INSTRUCTIONS TO FOLLOW. In the data that follows, count each line holding the string "explain"; answer with the number only.

Data entries:
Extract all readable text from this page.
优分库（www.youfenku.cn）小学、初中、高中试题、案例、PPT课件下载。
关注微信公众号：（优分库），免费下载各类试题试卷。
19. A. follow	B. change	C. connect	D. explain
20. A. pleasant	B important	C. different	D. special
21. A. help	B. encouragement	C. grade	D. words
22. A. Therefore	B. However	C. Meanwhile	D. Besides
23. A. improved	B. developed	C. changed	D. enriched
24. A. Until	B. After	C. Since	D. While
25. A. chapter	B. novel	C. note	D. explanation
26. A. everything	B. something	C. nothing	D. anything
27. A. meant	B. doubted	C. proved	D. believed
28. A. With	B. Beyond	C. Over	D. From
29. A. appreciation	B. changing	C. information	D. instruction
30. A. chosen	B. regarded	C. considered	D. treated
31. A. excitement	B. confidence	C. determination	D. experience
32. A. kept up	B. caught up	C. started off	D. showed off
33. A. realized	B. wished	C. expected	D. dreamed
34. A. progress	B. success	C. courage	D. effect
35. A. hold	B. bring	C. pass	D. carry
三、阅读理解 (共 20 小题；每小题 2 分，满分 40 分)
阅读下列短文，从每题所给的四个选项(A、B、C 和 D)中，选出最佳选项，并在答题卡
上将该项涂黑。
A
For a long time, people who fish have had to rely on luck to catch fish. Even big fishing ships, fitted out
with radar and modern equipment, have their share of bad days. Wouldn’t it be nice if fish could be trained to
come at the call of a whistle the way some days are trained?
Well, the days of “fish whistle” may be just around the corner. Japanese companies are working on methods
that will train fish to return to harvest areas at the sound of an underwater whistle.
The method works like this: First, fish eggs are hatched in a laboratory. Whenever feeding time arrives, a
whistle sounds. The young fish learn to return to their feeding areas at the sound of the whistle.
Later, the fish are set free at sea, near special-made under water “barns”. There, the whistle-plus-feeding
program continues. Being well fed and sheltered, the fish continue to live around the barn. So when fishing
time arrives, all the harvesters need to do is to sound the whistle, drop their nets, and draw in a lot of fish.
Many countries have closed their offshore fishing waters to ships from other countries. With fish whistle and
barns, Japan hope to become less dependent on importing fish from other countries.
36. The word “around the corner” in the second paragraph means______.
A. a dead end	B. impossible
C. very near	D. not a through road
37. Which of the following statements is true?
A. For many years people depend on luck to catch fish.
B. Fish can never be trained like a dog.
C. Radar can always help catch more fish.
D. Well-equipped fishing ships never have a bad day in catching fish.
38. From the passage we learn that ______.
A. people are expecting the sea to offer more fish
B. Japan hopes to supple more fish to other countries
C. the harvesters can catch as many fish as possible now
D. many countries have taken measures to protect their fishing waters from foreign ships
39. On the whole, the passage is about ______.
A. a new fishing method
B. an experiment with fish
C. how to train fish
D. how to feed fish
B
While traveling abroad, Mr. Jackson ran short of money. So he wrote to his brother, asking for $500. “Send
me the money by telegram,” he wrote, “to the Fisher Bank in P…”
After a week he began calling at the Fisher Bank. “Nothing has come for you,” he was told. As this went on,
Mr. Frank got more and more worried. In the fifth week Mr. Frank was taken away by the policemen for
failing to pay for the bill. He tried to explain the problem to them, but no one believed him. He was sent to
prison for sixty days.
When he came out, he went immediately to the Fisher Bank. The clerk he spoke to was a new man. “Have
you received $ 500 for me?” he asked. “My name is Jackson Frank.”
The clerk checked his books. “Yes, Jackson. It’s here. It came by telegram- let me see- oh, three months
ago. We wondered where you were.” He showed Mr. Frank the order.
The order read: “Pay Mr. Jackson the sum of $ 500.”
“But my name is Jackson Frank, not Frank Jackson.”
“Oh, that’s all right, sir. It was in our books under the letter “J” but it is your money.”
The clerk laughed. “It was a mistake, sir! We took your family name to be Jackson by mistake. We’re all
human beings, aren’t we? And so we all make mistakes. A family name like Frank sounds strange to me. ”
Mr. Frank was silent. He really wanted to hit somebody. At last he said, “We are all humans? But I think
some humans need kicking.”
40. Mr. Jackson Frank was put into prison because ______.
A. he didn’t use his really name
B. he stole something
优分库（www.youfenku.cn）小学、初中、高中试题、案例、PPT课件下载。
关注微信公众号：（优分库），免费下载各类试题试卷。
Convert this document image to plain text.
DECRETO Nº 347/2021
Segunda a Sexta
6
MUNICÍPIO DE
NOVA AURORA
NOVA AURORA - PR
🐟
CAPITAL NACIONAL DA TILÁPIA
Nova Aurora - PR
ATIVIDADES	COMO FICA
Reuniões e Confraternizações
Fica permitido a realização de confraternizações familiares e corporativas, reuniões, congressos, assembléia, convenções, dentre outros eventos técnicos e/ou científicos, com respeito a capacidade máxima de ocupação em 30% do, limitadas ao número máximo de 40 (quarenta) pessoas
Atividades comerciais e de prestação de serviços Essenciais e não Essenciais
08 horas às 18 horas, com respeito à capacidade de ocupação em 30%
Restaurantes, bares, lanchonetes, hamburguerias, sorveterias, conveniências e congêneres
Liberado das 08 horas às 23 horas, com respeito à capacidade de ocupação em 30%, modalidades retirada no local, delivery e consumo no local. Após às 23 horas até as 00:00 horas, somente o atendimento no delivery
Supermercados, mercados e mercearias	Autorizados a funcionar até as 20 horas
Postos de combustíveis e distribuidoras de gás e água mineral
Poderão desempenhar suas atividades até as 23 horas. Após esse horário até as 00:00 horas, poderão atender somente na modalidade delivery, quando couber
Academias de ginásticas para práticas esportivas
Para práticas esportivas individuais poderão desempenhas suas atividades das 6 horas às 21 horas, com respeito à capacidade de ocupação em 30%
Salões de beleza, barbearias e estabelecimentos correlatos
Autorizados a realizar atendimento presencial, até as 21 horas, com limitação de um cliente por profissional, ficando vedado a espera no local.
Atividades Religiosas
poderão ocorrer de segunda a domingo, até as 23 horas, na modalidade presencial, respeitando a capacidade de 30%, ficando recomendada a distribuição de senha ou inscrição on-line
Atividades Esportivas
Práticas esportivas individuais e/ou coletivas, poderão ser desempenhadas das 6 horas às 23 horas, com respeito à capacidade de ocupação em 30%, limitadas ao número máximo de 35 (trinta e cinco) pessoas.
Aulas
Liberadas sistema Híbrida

TASK RESPONSE. 2